* Source records
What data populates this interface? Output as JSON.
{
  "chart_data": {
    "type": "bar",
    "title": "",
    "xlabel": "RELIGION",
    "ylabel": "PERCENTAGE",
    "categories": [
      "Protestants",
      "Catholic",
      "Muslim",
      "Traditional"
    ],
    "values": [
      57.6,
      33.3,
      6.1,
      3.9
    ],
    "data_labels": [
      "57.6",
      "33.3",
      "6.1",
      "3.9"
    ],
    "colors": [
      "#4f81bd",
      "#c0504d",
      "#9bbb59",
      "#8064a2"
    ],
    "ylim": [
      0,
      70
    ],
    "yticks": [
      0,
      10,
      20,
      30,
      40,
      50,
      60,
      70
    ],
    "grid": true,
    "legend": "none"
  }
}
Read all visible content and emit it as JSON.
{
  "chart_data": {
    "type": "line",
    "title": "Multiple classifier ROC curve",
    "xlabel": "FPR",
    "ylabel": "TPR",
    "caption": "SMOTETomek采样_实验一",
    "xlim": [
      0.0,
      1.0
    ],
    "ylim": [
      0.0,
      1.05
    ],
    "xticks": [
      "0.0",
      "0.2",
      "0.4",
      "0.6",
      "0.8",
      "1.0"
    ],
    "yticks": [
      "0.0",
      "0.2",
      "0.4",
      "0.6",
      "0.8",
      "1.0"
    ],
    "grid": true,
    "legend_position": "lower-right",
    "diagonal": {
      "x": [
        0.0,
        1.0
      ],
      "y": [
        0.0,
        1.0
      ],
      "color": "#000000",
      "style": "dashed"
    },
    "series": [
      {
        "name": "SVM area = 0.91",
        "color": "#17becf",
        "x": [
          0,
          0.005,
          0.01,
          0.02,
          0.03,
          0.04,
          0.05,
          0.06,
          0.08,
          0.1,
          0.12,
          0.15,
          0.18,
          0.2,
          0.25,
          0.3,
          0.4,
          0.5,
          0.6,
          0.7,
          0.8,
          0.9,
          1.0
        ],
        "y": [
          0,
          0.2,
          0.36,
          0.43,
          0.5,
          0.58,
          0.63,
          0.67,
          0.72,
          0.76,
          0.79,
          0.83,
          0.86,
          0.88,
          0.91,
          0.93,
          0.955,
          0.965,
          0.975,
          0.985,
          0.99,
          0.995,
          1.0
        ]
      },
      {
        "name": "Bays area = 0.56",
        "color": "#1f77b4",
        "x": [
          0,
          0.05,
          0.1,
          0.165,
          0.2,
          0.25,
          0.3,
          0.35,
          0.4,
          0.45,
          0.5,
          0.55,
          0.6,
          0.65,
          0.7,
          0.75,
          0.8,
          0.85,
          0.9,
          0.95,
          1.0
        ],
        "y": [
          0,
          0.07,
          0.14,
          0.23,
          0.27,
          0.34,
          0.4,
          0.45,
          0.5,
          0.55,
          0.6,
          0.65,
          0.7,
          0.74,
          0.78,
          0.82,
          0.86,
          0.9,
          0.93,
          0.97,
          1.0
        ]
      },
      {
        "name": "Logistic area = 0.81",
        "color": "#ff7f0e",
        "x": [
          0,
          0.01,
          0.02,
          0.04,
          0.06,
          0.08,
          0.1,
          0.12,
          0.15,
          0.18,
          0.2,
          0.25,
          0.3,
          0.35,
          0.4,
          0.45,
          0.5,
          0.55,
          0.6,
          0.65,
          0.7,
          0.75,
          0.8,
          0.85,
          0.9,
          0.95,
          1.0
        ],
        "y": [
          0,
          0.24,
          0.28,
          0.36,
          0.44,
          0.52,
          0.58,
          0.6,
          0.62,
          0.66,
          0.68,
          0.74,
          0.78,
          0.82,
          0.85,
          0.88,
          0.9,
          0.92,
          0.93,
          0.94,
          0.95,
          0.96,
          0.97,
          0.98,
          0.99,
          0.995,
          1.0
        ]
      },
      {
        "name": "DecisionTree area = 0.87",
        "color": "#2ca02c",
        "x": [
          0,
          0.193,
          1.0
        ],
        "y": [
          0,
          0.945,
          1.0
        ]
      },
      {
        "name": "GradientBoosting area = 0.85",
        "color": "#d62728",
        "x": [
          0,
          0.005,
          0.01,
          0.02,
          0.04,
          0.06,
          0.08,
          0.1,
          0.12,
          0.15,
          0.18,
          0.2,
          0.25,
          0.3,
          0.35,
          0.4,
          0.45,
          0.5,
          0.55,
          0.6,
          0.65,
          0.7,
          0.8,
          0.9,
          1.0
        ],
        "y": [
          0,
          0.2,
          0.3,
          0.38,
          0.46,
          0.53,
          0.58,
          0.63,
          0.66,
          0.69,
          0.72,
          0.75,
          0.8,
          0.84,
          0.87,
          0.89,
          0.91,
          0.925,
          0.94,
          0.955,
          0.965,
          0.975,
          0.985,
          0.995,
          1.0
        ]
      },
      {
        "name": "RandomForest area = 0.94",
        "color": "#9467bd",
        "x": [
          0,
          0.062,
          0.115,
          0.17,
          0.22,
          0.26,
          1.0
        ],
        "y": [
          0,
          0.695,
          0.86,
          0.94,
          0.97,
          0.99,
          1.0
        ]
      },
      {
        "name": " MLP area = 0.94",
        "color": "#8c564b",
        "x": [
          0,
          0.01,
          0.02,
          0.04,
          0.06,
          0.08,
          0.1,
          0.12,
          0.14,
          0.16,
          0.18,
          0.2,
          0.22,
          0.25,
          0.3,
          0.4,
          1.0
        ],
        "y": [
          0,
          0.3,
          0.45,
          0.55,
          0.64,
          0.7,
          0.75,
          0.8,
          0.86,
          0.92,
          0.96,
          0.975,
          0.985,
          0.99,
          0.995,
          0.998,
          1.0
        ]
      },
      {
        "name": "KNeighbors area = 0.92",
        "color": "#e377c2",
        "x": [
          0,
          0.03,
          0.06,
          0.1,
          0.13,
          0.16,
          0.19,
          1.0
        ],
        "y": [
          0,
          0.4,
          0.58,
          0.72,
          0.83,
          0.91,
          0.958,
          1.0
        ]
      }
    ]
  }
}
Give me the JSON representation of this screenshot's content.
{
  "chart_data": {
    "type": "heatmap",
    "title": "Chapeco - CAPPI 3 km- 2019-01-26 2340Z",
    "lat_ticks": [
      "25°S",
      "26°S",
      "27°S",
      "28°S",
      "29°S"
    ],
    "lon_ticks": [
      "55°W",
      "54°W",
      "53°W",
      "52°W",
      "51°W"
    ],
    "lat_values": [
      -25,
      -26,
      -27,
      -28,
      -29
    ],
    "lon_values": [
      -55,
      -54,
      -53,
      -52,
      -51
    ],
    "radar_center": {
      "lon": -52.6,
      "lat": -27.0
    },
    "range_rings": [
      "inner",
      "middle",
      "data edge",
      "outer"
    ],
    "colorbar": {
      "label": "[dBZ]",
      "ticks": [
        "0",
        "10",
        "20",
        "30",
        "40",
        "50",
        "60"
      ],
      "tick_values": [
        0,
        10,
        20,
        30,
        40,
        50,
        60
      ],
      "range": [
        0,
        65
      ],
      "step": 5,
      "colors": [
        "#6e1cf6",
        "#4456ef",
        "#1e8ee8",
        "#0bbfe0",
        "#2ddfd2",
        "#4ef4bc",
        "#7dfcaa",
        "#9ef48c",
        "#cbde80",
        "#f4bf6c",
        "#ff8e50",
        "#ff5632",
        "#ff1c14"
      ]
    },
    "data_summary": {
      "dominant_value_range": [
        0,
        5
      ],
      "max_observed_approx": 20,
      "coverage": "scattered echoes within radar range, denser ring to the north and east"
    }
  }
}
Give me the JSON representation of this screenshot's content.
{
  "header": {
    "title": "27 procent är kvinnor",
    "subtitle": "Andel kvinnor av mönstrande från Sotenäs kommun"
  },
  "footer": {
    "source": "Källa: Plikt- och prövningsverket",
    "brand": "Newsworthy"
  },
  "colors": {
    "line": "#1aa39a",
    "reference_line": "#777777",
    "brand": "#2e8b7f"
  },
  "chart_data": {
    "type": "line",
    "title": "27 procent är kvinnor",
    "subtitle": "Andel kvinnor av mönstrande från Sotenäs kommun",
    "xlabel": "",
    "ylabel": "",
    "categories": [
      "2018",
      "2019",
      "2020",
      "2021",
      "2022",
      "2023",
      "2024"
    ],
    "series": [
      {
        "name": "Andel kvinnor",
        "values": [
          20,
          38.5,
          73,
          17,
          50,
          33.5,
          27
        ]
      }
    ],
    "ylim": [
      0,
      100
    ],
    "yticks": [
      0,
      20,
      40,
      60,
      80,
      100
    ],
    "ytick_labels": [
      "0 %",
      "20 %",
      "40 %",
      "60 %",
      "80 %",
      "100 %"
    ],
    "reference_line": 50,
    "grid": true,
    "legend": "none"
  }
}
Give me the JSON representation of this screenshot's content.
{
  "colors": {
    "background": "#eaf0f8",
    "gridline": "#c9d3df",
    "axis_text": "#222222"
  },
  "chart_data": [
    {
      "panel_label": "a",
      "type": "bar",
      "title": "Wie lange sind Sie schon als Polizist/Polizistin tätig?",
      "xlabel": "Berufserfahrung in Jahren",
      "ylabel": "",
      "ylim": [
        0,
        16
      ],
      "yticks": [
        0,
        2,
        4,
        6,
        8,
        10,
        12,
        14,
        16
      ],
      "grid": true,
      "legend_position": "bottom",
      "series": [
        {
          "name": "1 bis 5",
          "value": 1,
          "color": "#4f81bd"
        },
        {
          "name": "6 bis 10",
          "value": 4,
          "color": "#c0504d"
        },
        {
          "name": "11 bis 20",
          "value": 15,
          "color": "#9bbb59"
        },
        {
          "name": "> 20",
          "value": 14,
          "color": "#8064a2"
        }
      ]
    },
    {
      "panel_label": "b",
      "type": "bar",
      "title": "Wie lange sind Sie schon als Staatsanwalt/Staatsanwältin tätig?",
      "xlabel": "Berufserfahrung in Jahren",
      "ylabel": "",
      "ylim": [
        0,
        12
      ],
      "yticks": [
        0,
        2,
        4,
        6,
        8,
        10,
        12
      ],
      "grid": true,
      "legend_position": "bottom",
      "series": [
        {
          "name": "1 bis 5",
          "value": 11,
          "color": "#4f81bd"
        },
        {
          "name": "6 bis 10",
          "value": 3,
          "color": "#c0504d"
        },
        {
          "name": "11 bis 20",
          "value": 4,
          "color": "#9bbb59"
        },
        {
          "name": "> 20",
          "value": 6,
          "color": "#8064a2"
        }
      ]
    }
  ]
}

* Exercise directions
Your answer should be a single number: how many lines in the data above include "sind"?

* Task output
2